(What is asked):
Collect every line in the records below that contains the word "JSON".

(Material for this task):
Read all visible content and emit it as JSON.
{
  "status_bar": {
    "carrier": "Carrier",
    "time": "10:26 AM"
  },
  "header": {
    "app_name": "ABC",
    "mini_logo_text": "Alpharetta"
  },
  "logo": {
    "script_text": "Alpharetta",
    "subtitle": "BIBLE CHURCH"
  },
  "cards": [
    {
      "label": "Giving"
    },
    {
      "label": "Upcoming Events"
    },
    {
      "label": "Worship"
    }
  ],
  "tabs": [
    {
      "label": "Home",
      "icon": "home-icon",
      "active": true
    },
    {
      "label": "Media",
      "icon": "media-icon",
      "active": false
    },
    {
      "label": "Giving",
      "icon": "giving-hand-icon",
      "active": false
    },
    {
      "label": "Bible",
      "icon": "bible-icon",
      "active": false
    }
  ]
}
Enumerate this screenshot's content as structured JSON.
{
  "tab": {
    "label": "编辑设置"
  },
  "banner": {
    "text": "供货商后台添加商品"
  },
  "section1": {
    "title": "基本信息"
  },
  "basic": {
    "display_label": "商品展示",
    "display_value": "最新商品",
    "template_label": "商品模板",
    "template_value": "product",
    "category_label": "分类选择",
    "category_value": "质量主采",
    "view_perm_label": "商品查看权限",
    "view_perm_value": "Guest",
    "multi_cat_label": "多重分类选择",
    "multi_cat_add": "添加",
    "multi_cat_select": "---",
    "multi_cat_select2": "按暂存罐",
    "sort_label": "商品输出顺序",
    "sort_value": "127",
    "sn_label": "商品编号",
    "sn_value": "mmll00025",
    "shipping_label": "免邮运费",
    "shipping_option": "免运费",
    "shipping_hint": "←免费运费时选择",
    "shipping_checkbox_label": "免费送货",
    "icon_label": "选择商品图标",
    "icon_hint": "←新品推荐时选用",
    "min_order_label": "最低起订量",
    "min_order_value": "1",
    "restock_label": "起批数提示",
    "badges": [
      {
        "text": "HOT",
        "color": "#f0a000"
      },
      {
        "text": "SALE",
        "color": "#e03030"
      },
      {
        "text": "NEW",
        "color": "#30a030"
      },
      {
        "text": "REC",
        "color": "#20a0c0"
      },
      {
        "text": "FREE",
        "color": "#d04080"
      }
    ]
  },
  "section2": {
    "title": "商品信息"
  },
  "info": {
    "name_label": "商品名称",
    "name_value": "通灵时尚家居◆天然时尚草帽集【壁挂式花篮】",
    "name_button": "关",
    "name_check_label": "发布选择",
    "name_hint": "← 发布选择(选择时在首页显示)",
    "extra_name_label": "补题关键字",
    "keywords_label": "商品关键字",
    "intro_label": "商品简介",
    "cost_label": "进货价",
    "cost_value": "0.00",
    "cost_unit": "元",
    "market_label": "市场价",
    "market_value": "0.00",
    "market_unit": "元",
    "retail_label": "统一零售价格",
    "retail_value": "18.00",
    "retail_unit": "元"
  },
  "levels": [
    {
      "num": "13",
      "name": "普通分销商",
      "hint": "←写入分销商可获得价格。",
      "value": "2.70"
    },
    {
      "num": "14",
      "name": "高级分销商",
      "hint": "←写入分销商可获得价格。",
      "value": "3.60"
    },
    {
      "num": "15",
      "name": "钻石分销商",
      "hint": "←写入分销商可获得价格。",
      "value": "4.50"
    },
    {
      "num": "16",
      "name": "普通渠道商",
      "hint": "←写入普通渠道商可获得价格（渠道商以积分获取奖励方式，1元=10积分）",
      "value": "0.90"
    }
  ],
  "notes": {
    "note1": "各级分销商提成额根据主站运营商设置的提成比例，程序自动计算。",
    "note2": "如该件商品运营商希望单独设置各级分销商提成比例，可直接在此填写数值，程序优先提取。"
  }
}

(Result):
Read all visible content and emit it as JSON.
Enumerate this screenshot's content as structured JSON.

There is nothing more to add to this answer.